» **Page excerpt**:

It is hard to see that this could have been done with any human resources, especially as the activity [of clearcutting] is so wide-spread, and as there are so many forestry companies here, so that even if you would be able to have an effect on one, another comes and logs away anyway that forest, if somebody wants to sell.

However, another activist from the new, more radical Metsäliike (Forest Movement) group, Minka Virtanen (interview May 12, 2024), explained, based on her experiences, how they have managed to nevertheless stall some clearcuttings on state lands. I will return to these actions later. Besides the presence of these powerful national companies, foreign funds continue to play an even larger role in the purchase of Finnish forestlands, as forests are increasingly seen and treated by investment circles as an alternative commodity. This neoliberal global financialization of forests changes the way people treat forestland. It should be noted here that forest is a term that is not always clearly defined. Often, what these companies call a forest is increasingly viewed by locals and researchers as some form of tree plantation and not as an actual forest.

Finland has a long history as a core country in the global pulpwood expansion. First, it was a key player in the development of mega-plans to impose large pulp investment models on the Global South and in Finland itself, designed largely by Finnish forest industry engineers and consultants, such as Pöyry (merged in 2019 with a Swedish company into a new company called AFRY). In addition, Finnish innovation and machines are deeply important as over 70 percent of the world’s pulp flows through machines made in Finland in the Metso and ANDRITZ factories, while Ponsse is the world’s leading producer for forest harvesters. In addition, there are Finnish corporations involved deeply in the chemical industry, which is a crucial player in pulp- and papermaking. These companies have recently internationalized their ownership, but still retain key operations in Finland, where the physical forests are just a tiny fraction of the true global reach of the Finnish forest industry.

A peculiar feature of Finnish forestry in the global setting is the high number of family-held forest estates. This is due to a history of forest ownership being fragmented and divided due to a general parceling out of land at the end of the nineteenth century, followed by successive pro-poor land reforms that further divided forest ownership between 1920s and 1950s. Some key milestones in this socially just transition – from large estate and a tenant farmer system – were the 1930s agrarian reform laws named after President Kyösti Kallio, and the implementation of laws in the 1940s–1950s, which distributed land to approximately half a million Karelian War refugees after their lands were ceded to the Soviet Union in the Second World War (WWII) (Kröger & Raitio, Reference Kröger and Raitio2017). This has created a particular character and structure in which forestry capitalism operates in Finland. The key impact of this structure has been the need to turn industrial forestry into a national project by major social maneuvers, that have coerced, but mostly hegemonically allured, forest-owning and nonforest-owning citizens to support the goals of the forest industry as if these were the only right, righteous, and most beneficial developmental options. This rhetoric goes so deep that it paints industrial forestry as the basis of survival for the whole nation. These measures are important to secure wood from the hundreds of thousands of different small plot owners. Therefore, nascent attempts to conserve and protect more forests have been heavily criticized by the pulp and plantation forestry sectors. Meanwhile, criticism of the forest industry has been silenced, especially the critique of clearcutting.

» **Short problem**: Summarize the excerpt on Finnish forestry in two sentences. Draw only on the text; bring in nothing outside it.

» **Data block**:

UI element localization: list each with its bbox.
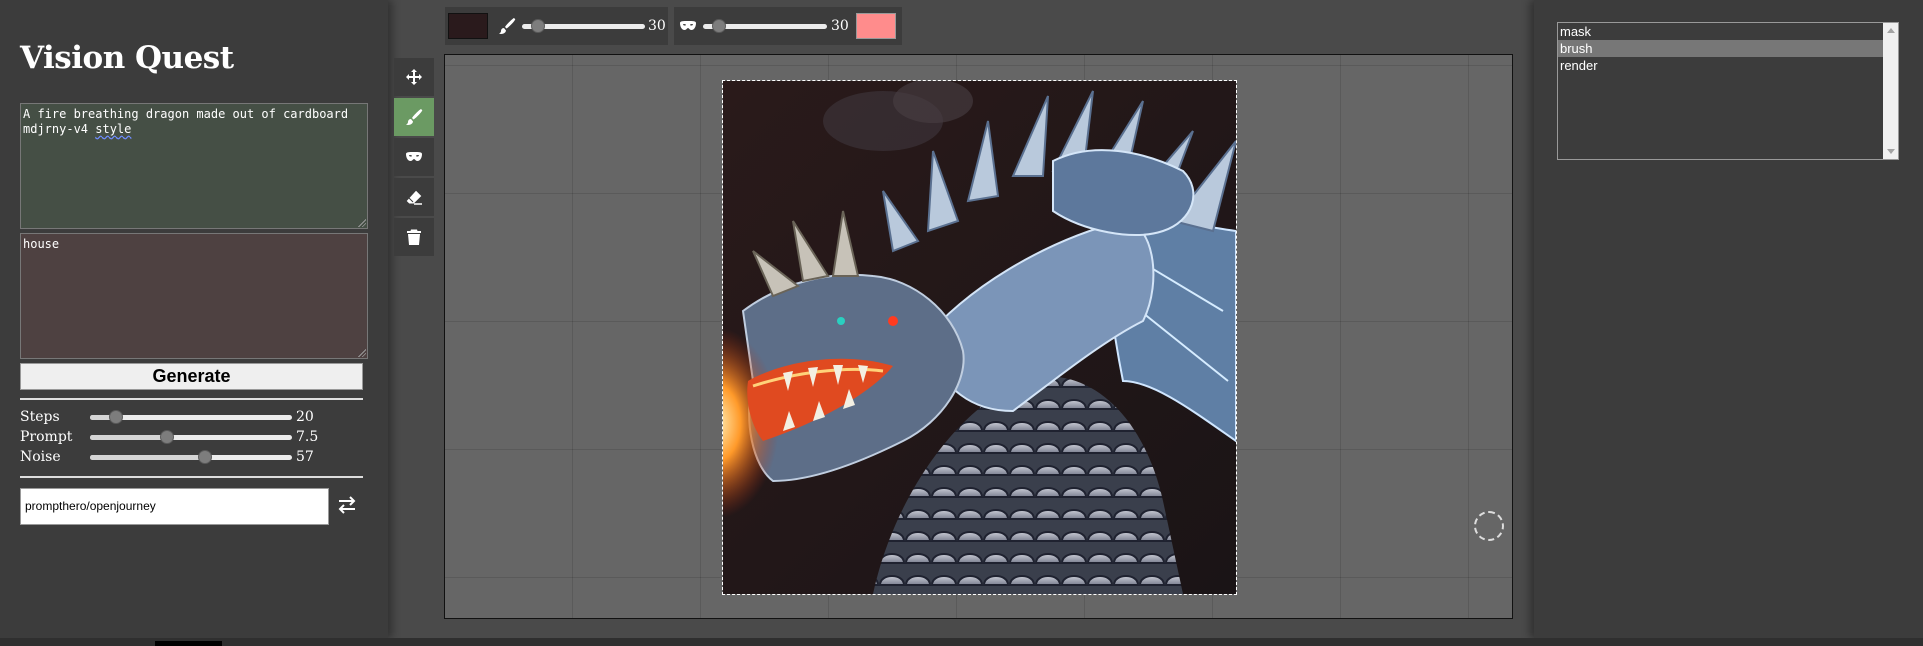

» **Full output**: Finland is a core country in the global pulpwood expansion: Finnish consultants helped design large pulp investment models, over 70 percent of the world's pulp flows through machines made in Finland, and foreign funds increasingly buy Finnish forestland as an alternative commodity. Because land reforms left forest ownership fragmented among many family-held estates, industrial forestry was turned into a national project to secure wood from small plot owners, and criticism of the forest industry, especially of clearcutting, has been silenced.